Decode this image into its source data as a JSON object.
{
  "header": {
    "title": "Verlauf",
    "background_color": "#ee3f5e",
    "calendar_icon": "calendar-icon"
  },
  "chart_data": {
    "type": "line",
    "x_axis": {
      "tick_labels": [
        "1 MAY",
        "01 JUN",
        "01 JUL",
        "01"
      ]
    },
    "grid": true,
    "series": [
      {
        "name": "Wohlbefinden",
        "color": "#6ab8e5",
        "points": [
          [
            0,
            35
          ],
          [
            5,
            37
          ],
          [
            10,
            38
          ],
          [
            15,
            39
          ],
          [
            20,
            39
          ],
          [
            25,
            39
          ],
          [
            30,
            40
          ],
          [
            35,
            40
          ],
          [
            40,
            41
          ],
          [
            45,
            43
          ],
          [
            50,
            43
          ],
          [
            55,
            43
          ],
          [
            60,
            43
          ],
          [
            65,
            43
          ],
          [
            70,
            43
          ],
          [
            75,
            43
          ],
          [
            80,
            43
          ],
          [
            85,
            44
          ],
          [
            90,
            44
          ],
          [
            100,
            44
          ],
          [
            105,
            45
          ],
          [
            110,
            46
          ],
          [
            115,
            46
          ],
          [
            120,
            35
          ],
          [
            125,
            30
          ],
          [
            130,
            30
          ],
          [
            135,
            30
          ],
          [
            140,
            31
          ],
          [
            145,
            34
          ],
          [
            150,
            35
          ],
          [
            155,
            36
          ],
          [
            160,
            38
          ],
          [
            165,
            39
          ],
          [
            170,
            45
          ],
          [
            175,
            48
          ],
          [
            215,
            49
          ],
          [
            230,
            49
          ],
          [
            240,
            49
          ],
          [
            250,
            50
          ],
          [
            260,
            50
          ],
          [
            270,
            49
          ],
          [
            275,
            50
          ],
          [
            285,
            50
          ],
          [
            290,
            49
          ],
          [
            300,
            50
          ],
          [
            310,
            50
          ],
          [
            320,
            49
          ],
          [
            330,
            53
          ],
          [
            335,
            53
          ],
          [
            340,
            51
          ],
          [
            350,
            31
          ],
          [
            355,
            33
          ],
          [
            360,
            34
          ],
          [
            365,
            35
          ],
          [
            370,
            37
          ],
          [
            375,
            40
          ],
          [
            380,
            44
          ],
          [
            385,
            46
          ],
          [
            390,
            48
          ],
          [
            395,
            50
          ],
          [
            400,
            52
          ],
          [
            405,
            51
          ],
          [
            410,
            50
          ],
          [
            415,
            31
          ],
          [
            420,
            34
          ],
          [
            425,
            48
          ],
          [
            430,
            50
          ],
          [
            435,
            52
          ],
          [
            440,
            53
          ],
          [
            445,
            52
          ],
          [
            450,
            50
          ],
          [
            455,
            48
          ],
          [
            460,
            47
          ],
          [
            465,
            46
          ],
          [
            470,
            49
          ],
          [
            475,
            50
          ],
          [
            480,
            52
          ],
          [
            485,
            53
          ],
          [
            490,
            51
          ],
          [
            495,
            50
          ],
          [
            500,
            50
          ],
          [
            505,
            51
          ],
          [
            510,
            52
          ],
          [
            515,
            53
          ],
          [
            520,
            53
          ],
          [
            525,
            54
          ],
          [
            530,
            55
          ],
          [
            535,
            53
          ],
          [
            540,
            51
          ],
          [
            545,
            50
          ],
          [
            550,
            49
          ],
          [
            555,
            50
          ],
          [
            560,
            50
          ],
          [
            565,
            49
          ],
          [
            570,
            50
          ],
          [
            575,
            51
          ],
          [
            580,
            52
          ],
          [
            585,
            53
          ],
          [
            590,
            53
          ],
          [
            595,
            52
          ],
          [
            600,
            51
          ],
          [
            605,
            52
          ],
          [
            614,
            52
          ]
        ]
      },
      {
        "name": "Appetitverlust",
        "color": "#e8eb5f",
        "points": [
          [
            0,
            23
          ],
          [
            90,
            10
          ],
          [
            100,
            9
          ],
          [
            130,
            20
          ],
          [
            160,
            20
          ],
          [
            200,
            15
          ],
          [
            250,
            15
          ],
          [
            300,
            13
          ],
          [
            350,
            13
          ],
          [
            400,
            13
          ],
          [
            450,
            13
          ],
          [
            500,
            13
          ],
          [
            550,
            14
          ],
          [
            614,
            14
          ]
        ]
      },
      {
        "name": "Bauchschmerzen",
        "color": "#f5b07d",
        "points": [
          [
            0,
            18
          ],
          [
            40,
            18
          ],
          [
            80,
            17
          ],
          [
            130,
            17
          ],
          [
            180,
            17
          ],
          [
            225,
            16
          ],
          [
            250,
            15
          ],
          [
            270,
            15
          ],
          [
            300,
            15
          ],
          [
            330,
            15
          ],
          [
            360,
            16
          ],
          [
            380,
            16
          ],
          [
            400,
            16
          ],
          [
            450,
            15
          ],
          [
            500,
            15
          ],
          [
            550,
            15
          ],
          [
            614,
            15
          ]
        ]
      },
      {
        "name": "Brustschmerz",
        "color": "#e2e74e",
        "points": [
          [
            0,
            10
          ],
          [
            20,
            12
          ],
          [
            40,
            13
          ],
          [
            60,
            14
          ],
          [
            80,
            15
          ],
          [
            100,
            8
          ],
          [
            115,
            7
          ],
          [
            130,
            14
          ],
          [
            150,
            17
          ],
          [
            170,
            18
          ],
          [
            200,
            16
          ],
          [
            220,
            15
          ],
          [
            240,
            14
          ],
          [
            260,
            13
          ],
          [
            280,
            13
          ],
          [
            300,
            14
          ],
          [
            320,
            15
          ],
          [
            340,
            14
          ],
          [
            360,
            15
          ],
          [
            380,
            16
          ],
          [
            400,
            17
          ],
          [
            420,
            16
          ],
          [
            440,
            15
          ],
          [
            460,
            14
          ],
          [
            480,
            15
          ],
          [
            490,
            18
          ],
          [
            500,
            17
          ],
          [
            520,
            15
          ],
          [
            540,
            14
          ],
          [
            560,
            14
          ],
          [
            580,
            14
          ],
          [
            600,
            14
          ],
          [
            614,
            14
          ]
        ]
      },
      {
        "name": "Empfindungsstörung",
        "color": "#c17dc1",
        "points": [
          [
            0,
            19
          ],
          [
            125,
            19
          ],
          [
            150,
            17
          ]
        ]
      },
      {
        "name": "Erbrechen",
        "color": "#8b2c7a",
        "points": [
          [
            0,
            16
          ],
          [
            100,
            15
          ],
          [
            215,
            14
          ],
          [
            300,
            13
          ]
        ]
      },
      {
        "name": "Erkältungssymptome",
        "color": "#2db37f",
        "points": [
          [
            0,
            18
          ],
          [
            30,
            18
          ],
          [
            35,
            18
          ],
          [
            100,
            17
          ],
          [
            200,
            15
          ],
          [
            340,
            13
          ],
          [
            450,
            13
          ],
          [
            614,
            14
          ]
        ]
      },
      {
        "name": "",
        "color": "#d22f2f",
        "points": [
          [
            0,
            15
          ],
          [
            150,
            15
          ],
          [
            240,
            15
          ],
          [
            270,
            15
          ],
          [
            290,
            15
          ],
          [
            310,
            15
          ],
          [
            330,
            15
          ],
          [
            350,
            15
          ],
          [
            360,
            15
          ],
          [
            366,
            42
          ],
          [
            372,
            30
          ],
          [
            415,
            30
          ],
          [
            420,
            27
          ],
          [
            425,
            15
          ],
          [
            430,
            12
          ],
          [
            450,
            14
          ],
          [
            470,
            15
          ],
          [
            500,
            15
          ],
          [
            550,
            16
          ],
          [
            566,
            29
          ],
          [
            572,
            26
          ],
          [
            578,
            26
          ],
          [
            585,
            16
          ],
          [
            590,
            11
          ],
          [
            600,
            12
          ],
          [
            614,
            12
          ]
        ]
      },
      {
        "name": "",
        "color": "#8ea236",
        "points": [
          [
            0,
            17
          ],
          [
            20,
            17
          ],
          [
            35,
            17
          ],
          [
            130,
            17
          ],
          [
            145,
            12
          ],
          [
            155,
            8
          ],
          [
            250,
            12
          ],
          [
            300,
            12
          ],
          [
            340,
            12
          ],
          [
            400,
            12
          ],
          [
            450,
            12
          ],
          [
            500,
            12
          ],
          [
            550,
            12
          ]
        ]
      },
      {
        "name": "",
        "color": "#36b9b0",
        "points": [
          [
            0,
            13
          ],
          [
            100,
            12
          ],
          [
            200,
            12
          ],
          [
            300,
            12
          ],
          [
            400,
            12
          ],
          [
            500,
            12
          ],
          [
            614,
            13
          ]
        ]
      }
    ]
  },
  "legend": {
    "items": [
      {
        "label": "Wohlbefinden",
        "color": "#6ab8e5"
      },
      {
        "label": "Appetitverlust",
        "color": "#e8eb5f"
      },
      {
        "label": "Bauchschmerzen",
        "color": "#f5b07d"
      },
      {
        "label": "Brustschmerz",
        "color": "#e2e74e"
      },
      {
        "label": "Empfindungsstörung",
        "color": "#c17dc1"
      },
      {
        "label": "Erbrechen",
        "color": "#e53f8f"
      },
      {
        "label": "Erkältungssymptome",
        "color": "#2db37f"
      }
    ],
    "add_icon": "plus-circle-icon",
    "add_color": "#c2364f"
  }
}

--*--

> What is required
From the data above, work out how many lines hold "Brustschmerz". Answer with the number alone.

> Full response
2